RECORDS PROVIDED:
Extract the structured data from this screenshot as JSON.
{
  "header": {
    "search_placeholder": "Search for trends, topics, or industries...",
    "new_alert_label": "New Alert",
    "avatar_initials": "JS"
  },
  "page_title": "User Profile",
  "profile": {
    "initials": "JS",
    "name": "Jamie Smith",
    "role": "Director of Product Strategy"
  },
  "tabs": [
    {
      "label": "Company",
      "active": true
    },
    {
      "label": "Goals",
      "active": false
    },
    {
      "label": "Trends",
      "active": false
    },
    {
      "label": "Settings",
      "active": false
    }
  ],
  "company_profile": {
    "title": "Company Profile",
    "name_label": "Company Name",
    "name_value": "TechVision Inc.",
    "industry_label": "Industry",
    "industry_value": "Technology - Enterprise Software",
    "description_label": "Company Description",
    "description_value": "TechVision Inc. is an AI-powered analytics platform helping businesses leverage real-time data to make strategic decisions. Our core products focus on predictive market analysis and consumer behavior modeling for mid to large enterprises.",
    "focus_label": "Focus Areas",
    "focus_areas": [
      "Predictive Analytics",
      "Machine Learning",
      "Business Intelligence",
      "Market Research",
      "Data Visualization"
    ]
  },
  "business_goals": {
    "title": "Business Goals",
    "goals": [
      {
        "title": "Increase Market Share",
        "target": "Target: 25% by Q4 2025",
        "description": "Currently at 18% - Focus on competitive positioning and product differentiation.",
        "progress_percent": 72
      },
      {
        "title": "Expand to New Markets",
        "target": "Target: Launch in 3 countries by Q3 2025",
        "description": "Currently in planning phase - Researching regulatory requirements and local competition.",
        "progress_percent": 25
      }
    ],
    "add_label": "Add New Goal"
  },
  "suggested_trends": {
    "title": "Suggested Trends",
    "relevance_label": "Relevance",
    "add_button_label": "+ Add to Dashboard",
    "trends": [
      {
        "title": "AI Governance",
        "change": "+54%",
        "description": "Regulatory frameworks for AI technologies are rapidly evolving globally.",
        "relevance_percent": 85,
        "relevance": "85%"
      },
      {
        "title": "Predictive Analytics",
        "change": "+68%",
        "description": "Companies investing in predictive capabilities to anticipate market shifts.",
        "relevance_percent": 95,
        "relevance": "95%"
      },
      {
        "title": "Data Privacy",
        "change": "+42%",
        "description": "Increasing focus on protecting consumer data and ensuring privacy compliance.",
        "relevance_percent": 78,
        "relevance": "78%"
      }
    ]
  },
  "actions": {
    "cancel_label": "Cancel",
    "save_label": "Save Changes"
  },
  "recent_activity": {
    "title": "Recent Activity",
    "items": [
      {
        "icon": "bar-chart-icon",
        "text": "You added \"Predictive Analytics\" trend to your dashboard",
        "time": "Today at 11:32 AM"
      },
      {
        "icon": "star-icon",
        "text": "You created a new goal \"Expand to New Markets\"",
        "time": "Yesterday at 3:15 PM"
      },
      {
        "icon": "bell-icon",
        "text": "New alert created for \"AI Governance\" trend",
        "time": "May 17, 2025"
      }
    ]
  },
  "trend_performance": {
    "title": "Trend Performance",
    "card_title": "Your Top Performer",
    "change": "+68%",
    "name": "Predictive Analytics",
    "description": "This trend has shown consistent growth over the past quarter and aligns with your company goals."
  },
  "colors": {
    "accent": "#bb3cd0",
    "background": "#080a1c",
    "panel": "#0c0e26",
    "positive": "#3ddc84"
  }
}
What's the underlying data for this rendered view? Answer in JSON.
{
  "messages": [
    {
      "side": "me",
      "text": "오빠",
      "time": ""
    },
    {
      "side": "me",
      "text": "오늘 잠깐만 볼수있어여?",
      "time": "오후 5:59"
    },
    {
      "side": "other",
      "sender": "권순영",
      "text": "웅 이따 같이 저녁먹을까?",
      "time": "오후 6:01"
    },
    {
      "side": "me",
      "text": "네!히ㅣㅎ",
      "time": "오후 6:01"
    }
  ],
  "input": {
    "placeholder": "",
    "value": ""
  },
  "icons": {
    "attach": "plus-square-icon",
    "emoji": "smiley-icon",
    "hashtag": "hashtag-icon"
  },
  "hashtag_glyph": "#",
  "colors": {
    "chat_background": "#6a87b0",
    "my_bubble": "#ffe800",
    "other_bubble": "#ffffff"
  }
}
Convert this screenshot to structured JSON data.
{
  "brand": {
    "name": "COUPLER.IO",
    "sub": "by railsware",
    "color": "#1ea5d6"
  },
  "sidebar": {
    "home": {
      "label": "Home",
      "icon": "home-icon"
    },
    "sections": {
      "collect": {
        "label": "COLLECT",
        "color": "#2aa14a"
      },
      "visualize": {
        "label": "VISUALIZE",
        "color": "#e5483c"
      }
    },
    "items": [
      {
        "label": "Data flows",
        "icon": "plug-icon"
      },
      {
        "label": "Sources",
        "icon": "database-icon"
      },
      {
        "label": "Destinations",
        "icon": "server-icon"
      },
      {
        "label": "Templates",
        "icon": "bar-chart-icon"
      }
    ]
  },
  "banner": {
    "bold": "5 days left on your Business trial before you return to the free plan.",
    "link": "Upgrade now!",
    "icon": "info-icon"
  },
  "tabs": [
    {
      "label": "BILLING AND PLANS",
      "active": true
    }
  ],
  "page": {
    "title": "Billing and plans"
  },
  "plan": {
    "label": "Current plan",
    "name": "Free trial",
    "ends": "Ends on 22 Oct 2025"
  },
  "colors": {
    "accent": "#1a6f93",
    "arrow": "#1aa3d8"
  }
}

OBJECTIVE:
Reproduce all of the entries word for word.

THE SOLUTION:
Extract the structured data from this screenshot as JSON.
{
  "header": {
    "search_placeholder": "Search for trends, topics, or industries...",
    "new_alert_label": "New Alert",
    "avatar_initials": "JS"
  },
  "page_title": "User Profile",
  "profile": {
    "initials": "JS",
    "name": "Jamie Smith",
    "role": "Director of Product Strategy"
  },
  "tabs": [
    {
      "label": "Company",
      "active": true
    },
    {
      "label": "Goals",
      "active": false
    },
    {
      "label": "Trends",
      "active": false
    },
    {
      "label": "Settings",
      "active": false
    }
  ],
  "company_profile": {
    "title": "Company Profile",
    "name_label": "Company Name",
    "name_value": "TechVision Inc.",
    "industry_label": "Industry",
    "industry_value": "Technology - Enterprise Software",
    "description_label": "Company Description",
    "description_value": "TechVision Inc. is an AI-powered analytics platform helping businesses leverage real-time data to make strategic decisions. Our core products focus on predictive market analysis and consumer behavior modeling for mid to large enterprises.",
    "focus_label": "Focus Areas",
    "focus_areas": [
      "Predictive Analytics",
      "Machine Learning",
      "Business Intelligence",
      "Market Research",
      "Data Visualization"
    ]
  },
  "business_goals": {
    "title": "Business Goals",
    "goals": [
      {
        "title": "Increase Market Share",
        "target": "Target: 25% by Q4 2025",
        "description": "Currently at 18% - Focus on competitive positioning and product differentiation.",
        "progress_percent": 72
      },
      {
        "title": "Expand to New Markets",
        "target": "Target: Launch in 3 countries by Q3 2025",
        "description": "Currently in planning phase - Researching regulatory requirements and local competition.",
        "progress_percent": 25
      }
    ],
    "add_label": "Add New Goal"
  },
  "suggested_trends": {
    "title": "Suggested Trends",
    "relevance_label": "Relevance",
    "add_button_label": "+ Add to Dashboard",
    "trends": [
      {
        "title": "AI Governance",
        "change": "+54%",
        "description": "Regulatory frameworks for AI technologies are rapidly evolving globally.",
        "relevance_percent": 85,
        "relevance": "85%"
      },
      {
        "title": "Predictive Analytics",
        "change": "+68%",
        "description": "Companies investing in predictive capabilities to anticipate market shifts.",
        "relevance_percent": 95,
        "relevance": "95%"
      },
      {
        "title": "Data Privacy",
        "change": "+42%",
        "description": "Increasing focus on protecting consumer data and ensuring privacy compliance.",
        "relevance_percent": 78,
        "relevance": "78%"
      }
    ]
  },
  "actions": {
    "cancel_label": "Cancel",
    "save_label": "Save Changes"
  },
  "recent_activity": {
    "title": "Recent Activity",
    "items": [
      {
        "icon": "bar-chart-icon",
        "text": "You added \"Predictive Analytics\" trend to your dashboard",
        "time": "Today at 11:32 AM"
      },
      {
        "icon": "star-icon",
        "text": "You created a new goal \"Expand to New Markets\"",
        "time": "Yesterday at 3:15 PM"
      },
      {
        "icon": "bell-icon",
        "text": "New alert created for \"AI Governance\" trend",
        "time": "May 17, 2025"
      }
    ]
  },
  "trend_performance": {
    "title": "Trend Performance",
    "card_title": "Your Top Performer",
    "change": "+68%",
    "name": "Predictive Analytics",
    "description": "This trend has shown consistent growth over the past quarter and aligns with your company goals."
  },
  "colors": {
    "accent": "#bb3cd0",
    "background": "#080a1c",
    "panel": "#0c0e26",
    "positive": "#3ddc84"
  }
}
What's the underlying data for this rendered view? Answer in JSON.
{
  "messages": [
    {
      "side": "me",
      "text": "오빠",
      "time": ""
    },
    {
      "side": "me",
      "text": "오늘 잠깐만 볼수있어여?",
      "time": "오후 5:59"
    },
    {
      "side": "other",
      "sender": "권순영",
      "text": "웅 이따 같이 저녁먹을까?",
      "time": "오후 6:01"
    },
    {
      "side": "me",
      "text": "네!히ㅣㅎ",
      "time": "오후 6:01"
    }
  ],
  "input": {
    "placeholder": "",
    "value": ""
  },
  "icons": {
    "attach": "plus-square-icon",
    "emoji": "smiley-icon",
    "hashtag": "hashtag-icon"
  },
  "hashtag_glyph": "#",
  "colors": {
    "chat_background": "#6a87b0",
    "my_bubble": "#ffe800",
    "other_bubble": "#ffffff"
  }
}
Convert this screenshot to structured JSON data.
{
  "brand": {
    "name": "COUPLER.IO",
    "sub": "by railsware",
    "color": "#1ea5d6"
  },
  "sidebar": {
    "home": {
      "label": "Home",
      "icon": "home-icon"
    },
    "sections": {
      "collect": {
        "label": "COLLECT",
        "color": "#2aa14a"
      },
      "visualize": {
        "label": "VISUALIZE",
        "color": "#e5483c"
      }
    },
    "items": [
      {
        "label": "Data flows",
        "icon": "plug-icon"
      },
      {
        "label": "Sources",
        "icon": "database-icon"
      },
      {
        "label": "Destinations",
        "icon": "server-icon"
      },
      {
        "label": "Templates",
        "icon": "bar-chart-icon"
      }
    ]
  },
  "banner": {
    "bold": "5 days left on your Business trial before you return to the free plan.",
    "link": "Upgrade now!",
    "icon": "info-icon"
  },
  "tabs": [
    {
      "label": "BILLING AND PLANS",
      "active": true
    }
  ],
  "page": {
    "title": "Billing and plans"
  },
  "plan": {
    "label": "Current plan",
    "name": "Free trial",
    "ends": "Ends on 22 Oct 2025"
  },
  "colors": {
    "accent": "#1a6f93",
    "arrow": "#1aa3d8"
  }
}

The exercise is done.